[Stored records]
>>>>

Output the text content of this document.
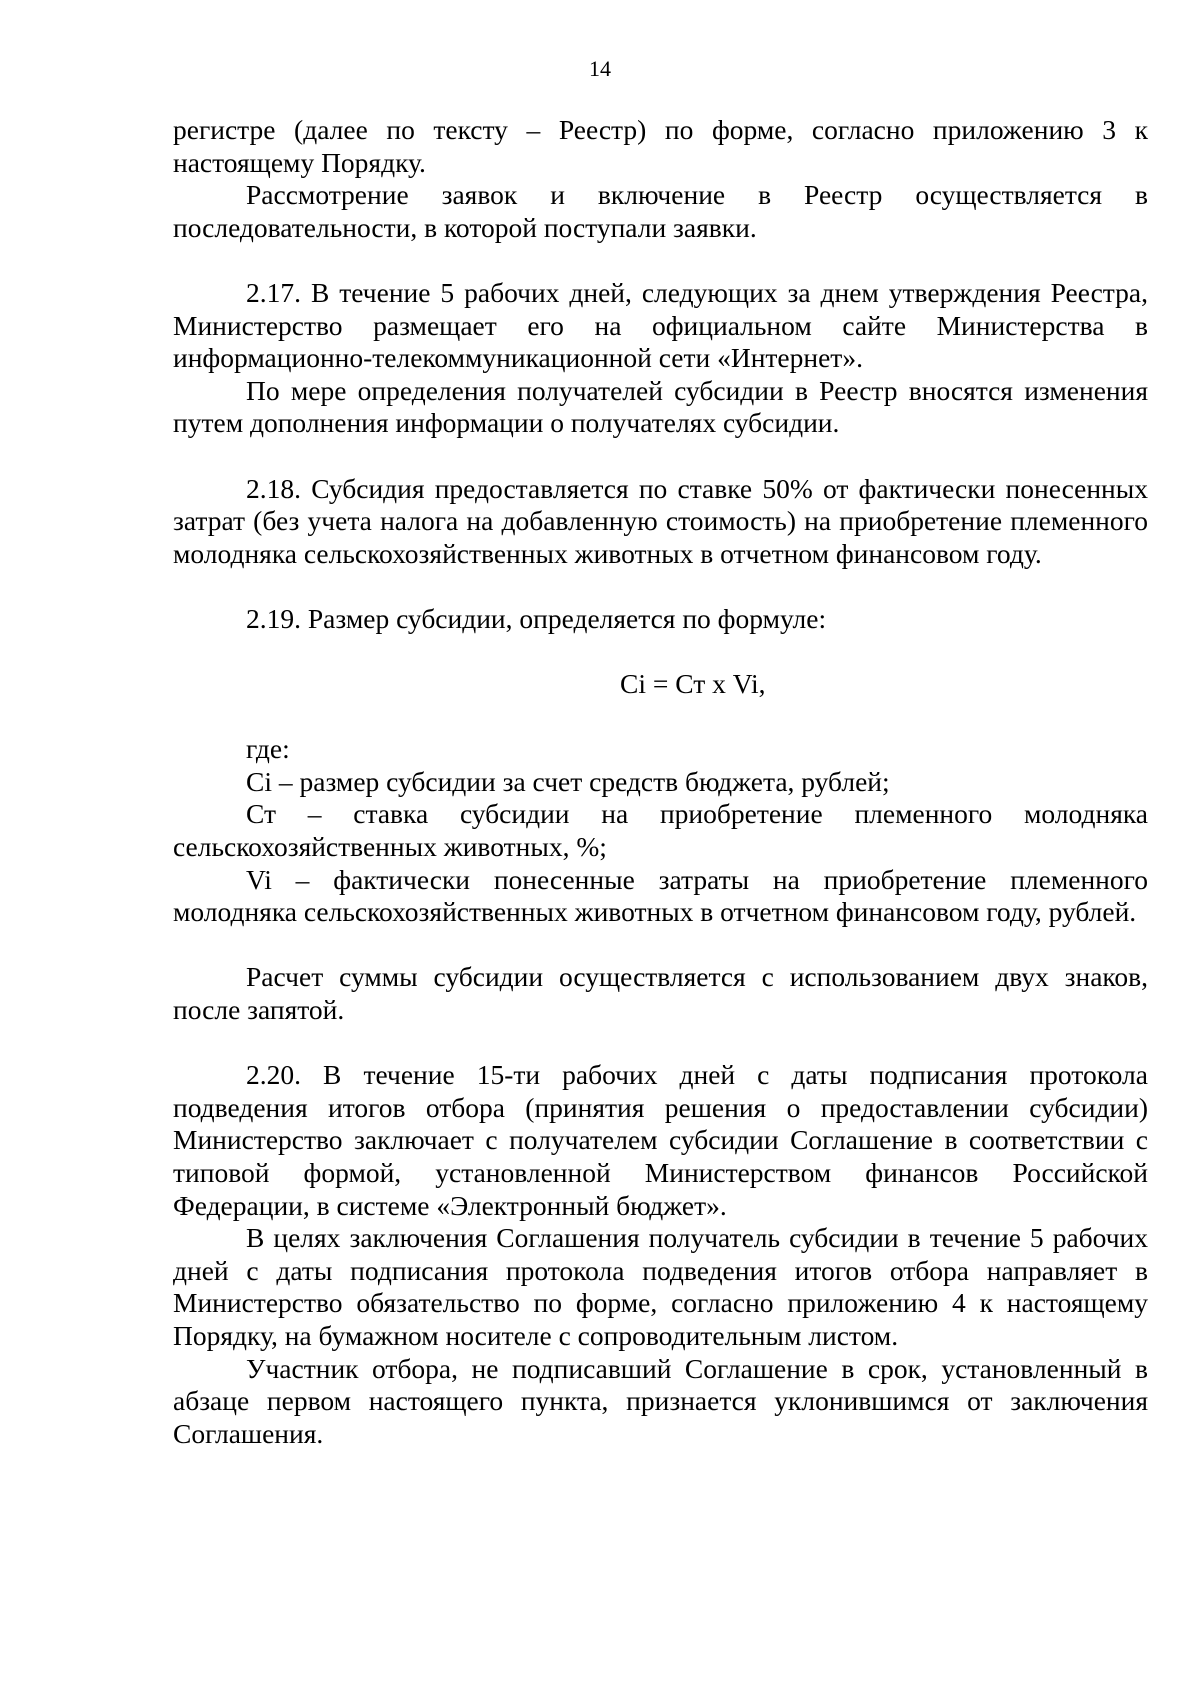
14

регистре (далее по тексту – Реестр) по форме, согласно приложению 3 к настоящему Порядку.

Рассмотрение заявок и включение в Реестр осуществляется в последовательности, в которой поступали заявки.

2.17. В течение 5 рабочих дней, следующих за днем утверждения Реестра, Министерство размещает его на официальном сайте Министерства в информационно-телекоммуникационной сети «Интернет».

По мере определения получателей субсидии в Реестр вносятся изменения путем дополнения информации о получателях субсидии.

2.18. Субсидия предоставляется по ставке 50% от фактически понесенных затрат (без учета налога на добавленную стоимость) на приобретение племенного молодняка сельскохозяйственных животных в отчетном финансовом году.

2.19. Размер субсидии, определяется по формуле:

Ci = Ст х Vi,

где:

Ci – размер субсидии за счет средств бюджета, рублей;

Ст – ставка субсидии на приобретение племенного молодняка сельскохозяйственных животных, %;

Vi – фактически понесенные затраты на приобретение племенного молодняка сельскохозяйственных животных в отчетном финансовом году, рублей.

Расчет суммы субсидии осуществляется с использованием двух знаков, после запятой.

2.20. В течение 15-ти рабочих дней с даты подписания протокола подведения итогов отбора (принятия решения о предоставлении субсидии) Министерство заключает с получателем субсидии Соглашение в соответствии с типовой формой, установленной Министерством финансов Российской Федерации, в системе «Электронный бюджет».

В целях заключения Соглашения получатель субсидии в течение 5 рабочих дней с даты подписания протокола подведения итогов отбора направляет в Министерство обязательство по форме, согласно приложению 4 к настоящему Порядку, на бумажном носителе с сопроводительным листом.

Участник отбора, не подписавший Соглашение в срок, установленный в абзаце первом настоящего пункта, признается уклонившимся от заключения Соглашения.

<<<<

* **INSTRUCTIONS FOR THE TASK**:
In the lines above, locate the string "рублей". Copy every line where it occurs.

* **ANSWER BELOW**:
Ci – размер субсидии за счет средств бюджета, рублей;
Vi – фактически понесенные затраты на приобретение племенного молодняка сельскохозяйственных животных в отчетном финансовом году, рублей.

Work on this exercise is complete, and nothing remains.